- **Short problem**
Copy the data word for word, keeping every line.

- **Entries from a dataset**
=-=-=-=-=
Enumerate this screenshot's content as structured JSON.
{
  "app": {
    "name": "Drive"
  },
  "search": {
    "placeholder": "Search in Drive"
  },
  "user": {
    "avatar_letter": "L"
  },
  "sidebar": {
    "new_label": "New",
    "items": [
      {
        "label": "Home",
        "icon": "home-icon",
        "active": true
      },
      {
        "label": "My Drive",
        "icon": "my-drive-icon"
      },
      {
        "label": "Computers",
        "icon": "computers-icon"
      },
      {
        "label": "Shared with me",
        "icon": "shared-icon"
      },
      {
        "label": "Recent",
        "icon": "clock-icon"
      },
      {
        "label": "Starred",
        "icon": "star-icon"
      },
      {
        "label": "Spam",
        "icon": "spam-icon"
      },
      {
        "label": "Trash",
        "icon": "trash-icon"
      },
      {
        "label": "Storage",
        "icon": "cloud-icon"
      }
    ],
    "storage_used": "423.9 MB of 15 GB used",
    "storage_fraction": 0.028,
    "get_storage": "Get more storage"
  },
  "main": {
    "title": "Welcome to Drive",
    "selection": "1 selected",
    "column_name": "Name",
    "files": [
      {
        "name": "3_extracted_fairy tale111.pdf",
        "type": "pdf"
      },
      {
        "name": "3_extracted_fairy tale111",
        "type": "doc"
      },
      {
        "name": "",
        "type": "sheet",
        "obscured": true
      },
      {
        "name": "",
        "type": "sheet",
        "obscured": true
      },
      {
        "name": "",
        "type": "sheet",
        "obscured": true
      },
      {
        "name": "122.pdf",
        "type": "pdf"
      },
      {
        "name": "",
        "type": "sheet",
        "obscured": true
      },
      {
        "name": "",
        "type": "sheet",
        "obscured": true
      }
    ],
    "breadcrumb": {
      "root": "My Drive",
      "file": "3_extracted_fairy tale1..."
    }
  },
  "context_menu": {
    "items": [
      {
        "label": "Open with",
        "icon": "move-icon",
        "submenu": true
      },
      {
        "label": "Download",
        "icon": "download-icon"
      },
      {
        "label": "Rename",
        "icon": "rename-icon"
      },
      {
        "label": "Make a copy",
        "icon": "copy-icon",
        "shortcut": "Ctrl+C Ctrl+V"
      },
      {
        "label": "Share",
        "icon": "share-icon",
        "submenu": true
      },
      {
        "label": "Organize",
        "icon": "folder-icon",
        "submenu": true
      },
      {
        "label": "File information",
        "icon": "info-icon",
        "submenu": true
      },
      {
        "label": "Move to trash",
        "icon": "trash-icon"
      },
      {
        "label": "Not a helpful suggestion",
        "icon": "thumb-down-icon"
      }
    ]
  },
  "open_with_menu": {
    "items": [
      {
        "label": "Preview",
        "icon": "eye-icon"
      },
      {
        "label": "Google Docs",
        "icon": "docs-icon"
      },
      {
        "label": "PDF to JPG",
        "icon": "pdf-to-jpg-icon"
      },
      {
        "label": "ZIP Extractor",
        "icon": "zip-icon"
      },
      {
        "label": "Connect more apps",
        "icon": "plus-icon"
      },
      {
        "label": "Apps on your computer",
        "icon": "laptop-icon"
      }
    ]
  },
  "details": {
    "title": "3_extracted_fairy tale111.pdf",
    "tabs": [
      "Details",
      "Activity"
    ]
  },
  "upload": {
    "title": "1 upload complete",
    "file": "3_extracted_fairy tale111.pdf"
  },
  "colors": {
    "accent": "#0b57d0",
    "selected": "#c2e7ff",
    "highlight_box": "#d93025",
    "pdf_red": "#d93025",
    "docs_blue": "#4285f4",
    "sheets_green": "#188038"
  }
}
=-=-=-=-=
- **Result of the exercise**
Enumerate this screenshot's content as structured JSON.
{
  "app": {
    "name": "Drive"
  },
  "search": {
    "placeholder": "Search in Drive"
  },
  "user": {
    "avatar_letter": "L"
  },
  "sidebar": {
    "new_label": "New",
    "items": [
      {
        "label": "Home",
        "icon": "home-icon",
        "active": true
      },
      {
        "label": "My Drive",
        "icon": "my-drive-icon"
      },
      {
        "label": "Computers",
        "icon": "computers-icon"
      },
      {
        "label": "Shared with me",
        "icon": "shared-icon"
      },
      {
        "label": "Recent",
        "icon": "clock-icon"
      },
      {
        "label": "Starred",
        "icon": "star-icon"
      },
      {
        "label": "Spam",
        "icon": "spam-icon"
      },
      {
        "label": "Trash",
        "icon": "trash-icon"
      },
      {
        "label": "Storage",
        "icon": "cloud-icon"
      }
    ],
    "storage_used": "423.9 MB of 15 GB used",
    "storage_fraction": 0.028,
    "get_storage": "Get more storage"
  },
  "main": {
    "title": "Welcome to Drive",
    "selection": "1 selected",
    "column_name": "Name",
    "files": [
      {
        "name": "3_extracted_fairy tale111.pdf",
        "type": "pdf"
      },
      {
        "name": "3_extracted_fairy tale111",
        "type": "doc"
      },
      {
        "name": "",
        "type": "sheet",
        "obscured": true
      },
      {
        "name": "",
        "type": "sheet",
        "obscured": true
      },
      {
        "name": "",
        "type": "sheet",
        "obscured": true
      },
      {
        "name": "122.pdf",
        "type": "pdf"
      },
      {
        "name": "",
        "type": "sheet",
        "obscured": true
      },
      {
        "name": "",
        "type": "sheet",
        "obscured": true
      }
    ],
    "breadcrumb": {
      "root": "My Drive",
      "file": "3_extracted_fairy tale1..."
    }
  },
  "context_menu": {
    "items": [
      {
        "label": "Open with",
        "icon": "move-icon",
        "submenu": true
      },
      {
        "label": "Download",
        "icon": "download-icon"
      },
      {
        "label": "Rename",
        "icon": "rename-icon"
      },
      {
        "label": "Make a copy",
        "icon": "copy-icon",
        "shortcut": "Ctrl+C Ctrl+V"
      },
      {
        "label": "Share",
        "icon": "share-icon",
        "submenu": true
      },
      {
        "label": "Organize",
        "icon": "folder-icon",
        "submenu": true
      },
      {
        "label": "File information",
        "icon": "info-icon",
        "submenu": true
      },
      {
        "label": "Move to trash",
        "icon": "trash-icon"
      },
      {
        "label": "Not a helpful suggestion",
        "icon": "thumb-down-icon"
      }
    ]
  },
  "open_with_menu": {
    "items": [
      {
        "label": "Preview",
        "icon": "eye-icon"
      },
      {
        "label": "Google Docs",
        "icon": "docs-icon"
      },
      {
        "label": "PDF to JPG",
        "icon": "pdf-to-jpg-icon"
      },
      {
        "label": "ZIP Extractor",
        "icon": "zip-icon"
      },
      {
        "label": "Connect more apps",
        "icon": "plus-icon"
      },
      {
        "label": "Apps on your computer",
        "icon": "laptop-icon"
      }
    ]
  },
  "details": {
    "title": "3_extracted_fairy tale111.pdf",
    "tabs": [
      "Details",
      "Activity"
    ]
  },
  "upload": {
    "title": "1 upload complete",
    "file": "3_extracted_fairy tale111.pdf"
  },
  "colors": {
    "accent": "#0b57d0",
    "selected": "#c2e7ff",
    "highlight_box": "#d93025",
    "pdf_red": "#d93025",
    "docs_blue": "#4285f4",
    "sheets_green": "#188038"
  }
}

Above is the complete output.